YOUR OBJECTIVE: Check every line below for the word "using" and copy each one that has it.

+++ RECORDED DATA +++

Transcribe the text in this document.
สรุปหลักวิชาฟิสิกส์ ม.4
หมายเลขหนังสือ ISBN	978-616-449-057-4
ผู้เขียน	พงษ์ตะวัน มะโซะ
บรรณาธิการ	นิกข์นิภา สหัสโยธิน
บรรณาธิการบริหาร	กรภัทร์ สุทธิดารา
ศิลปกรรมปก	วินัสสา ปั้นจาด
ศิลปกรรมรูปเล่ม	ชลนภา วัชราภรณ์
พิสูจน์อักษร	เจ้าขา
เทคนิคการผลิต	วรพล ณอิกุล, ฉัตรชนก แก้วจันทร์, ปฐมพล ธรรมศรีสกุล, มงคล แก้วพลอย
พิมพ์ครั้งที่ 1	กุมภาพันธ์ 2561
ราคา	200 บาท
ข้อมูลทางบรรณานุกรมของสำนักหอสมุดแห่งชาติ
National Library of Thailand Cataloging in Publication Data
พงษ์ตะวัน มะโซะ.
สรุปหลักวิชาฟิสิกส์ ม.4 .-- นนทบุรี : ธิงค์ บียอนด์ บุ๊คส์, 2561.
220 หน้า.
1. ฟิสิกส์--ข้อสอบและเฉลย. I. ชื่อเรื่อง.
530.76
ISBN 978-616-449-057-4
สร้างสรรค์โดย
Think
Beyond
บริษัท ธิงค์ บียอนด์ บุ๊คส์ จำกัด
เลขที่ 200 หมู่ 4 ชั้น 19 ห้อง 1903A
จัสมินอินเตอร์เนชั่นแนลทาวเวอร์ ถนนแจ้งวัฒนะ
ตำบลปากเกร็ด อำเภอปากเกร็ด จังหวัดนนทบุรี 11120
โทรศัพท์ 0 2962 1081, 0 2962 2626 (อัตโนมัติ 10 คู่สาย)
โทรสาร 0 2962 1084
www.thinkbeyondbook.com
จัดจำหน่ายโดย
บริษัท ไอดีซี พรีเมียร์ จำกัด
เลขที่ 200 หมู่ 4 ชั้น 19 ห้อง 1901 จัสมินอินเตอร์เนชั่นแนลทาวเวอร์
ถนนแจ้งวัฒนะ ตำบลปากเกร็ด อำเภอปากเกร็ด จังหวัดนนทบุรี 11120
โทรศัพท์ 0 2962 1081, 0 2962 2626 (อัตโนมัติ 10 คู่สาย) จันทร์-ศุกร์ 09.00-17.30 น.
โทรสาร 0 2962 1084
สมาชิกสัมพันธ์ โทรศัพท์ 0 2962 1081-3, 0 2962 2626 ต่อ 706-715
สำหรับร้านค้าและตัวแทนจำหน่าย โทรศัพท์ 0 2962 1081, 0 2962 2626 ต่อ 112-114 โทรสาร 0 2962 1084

+++
+++ RECORDED DATA +++

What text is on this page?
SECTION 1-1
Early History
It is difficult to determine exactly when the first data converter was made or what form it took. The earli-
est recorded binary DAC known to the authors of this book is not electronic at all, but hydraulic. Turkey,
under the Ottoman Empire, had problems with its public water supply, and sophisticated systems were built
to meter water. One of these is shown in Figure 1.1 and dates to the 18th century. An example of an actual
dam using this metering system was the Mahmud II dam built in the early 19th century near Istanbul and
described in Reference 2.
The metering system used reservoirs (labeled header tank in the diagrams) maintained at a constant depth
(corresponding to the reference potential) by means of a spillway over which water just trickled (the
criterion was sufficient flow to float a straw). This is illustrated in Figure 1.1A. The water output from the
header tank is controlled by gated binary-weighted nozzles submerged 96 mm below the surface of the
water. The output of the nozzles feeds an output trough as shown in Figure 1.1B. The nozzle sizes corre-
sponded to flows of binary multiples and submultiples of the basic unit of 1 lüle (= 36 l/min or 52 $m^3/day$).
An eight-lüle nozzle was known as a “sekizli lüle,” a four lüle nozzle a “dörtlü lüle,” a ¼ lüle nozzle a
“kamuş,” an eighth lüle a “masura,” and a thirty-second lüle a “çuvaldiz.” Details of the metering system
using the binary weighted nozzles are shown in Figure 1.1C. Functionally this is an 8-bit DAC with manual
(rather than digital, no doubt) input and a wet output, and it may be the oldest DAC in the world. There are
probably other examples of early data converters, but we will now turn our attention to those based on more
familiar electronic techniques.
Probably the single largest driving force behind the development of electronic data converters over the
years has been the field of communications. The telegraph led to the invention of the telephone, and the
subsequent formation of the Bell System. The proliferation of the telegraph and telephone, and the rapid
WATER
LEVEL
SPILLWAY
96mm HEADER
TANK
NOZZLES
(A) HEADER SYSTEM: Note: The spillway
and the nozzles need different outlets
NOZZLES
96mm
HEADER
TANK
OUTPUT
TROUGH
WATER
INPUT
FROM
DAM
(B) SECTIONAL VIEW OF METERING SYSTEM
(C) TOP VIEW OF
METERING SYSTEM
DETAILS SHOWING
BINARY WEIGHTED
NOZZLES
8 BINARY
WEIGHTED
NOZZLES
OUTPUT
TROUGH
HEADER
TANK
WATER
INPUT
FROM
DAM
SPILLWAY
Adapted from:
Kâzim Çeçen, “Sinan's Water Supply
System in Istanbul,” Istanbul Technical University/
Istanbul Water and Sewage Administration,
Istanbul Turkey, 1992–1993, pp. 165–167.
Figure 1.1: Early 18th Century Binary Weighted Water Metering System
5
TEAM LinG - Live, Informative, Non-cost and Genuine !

+++

TASK SOLUTION:
dam using this metering system was the Mahmud II dam built in the early 19th century near Istanbul and
using the binary weighted nozzles are shown in Figure 1.1C. Functionally this is an 8-bit DAC with manual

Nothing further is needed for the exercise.